**DATASET**.
☆ ☆ ☆ ☆ ☆

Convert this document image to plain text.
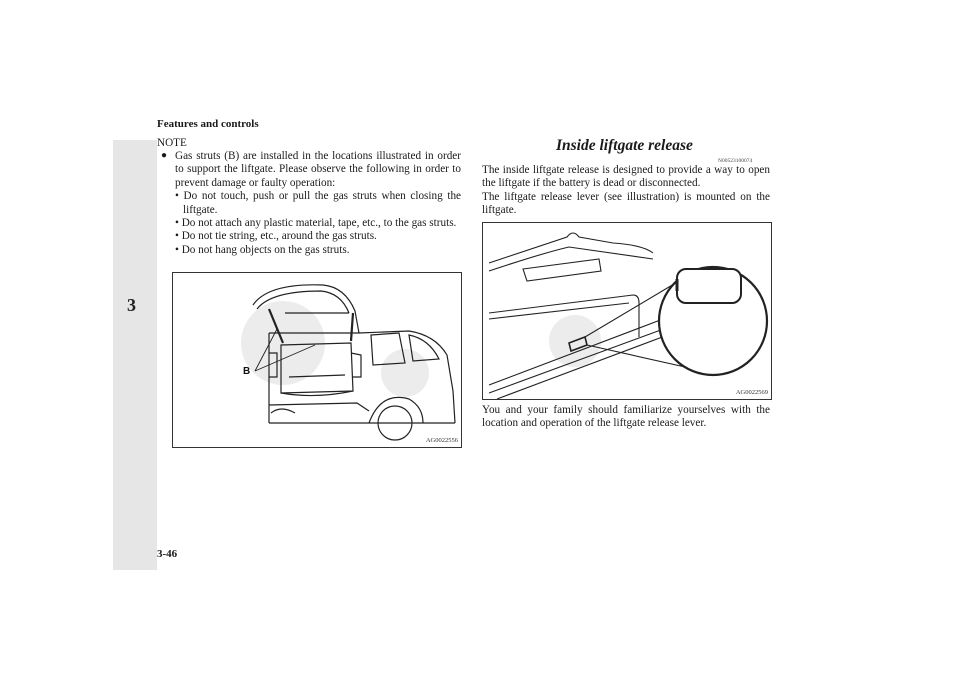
Features and controls
3
NOTE
● Gas struts (B) are installed in the locations illustrated in order to support the liftgate. Please observe the following in order to prevent damage or faulty operation:

• Do not touch, push or pull the gas struts when closing the liftgate.

• Do not attach any plastic material, tape, etc., to the gas struts.

• Do not tie string, etc., around the gas struts.

• Do not hang objects on the gas struts.

B
AG0022556
Inside liftgate release
N00523100074

The inside liftgate release is designed to provide a way to open the liftgate if the battery is dead or disconnected.

The liftgate release lever (see illustration) is mounted on the liftgate.

AG0022569
You and your family should familiarize yourselves with the location and operation of the liftgate release lever.
3-46
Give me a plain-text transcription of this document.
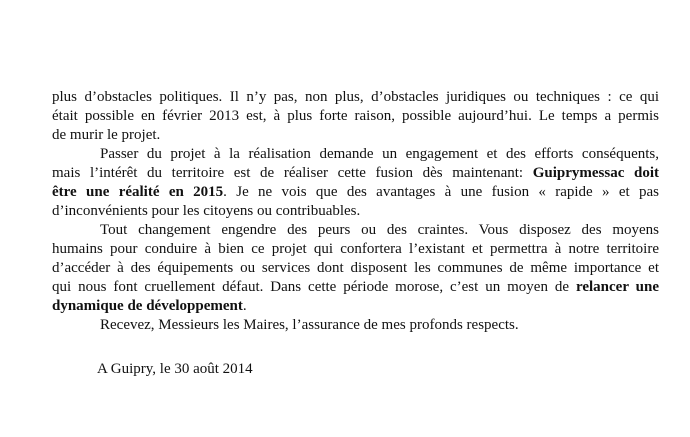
plus d’obstacles politiques. Il n’y pas, non plus, d’obstacles juridiques ou techniques : ce qui
était possible en février 2013 est, à plus forte raison, possible aujourd’hui. Le temps a permis
de murir le projet.

Passer du projet à la réalisation demande un engagement et des efforts conséquents,
mais l’intérêt du territoire est de réaliser cette fusion dès maintenant: Guiprymessac doit
être une réalité en 2015. Je ne vois que des avantages à une fusion « rapide » et pas
d’inconvénients pour les citoyens ou contribuables.

Tout changement engendre des peurs ou des craintes. Vous disposez des moyens
humains pour conduire à bien ce projet qui confortera l’existant et permettra à notre territoire
d’accéder à des équipements ou services dont disposent les communes de même importance et
qui nous font cruellement défaut. Dans cette période morose, c’est un moyen de relancer une
dynamique de développement.

Recevez, Messieurs les Maires, l’assurance de mes profonds respects.

A Guipry, le 30 août 2014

☆ ☆ ☆ ☆ ☆

All preceding records should be duplicated verbatim, images excepted.

**EXERCISE RESPONSE**.
Convert this document image to plain text.
Features and controls
3
NOTE
● Gas struts (B) are installed in the locations illustrated in order to support the liftgate. Please observe the following in order to prevent damage or faulty operation:

• Do not touch, push or pull the gas struts when closing the liftgate.

• Do not attach any plastic material, tape, etc., to the gas struts.

• Do not tie string, etc., around the gas struts.

• Do not hang objects on the gas struts.

B
AG0022556
Inside liftgate release
N00523100074

The inside liftgate release is designed to provide a way to open the liftgate if the battery is dead or disconnected.

The liftgate release lever (see illustration) is mounted on the liftgate.

AG0022569
You and your family should familiarize yourselves with the location and operation of the liftgate release lever.
3-46
Give me a plain-text transcription of this document.
plus d’obstacles politiques. Il n’y pas, non plus, d’obstacles juridiques ou techniques : ce qui
était possible en février 2013 est, à plus forte raison, possible aujourd’hui. Le temps a permis
de murir le projet.

Passer du projet à la réalisation demande un engagement et des efforts conséquents,
mais l’intérêt du territoire est de réaliser cette fusion dès maintenant: Guiprymessac doit
être une réalité en 2015. Je ne vois que des avantages à une fusion « rapide » et pas
d’inconvénients pour les citoyens ou contribuables.

Tout changement engendre des peurs ou des craintes. Vous disposez des moyens
humains pour conduire à bien ce projet qui confortera l’existant et permettra à notre territoire
d’accéder à des équipements ou services dont disposent les communes de même importance et
qui nous font cruellement défaut. Dans cette période morose, c’est un moyen de relancer une
dynamique de développement.

Recevez, Messieurs les Maires, l’assurance de mes profonds respects.

A Guipry, le 30 août 2014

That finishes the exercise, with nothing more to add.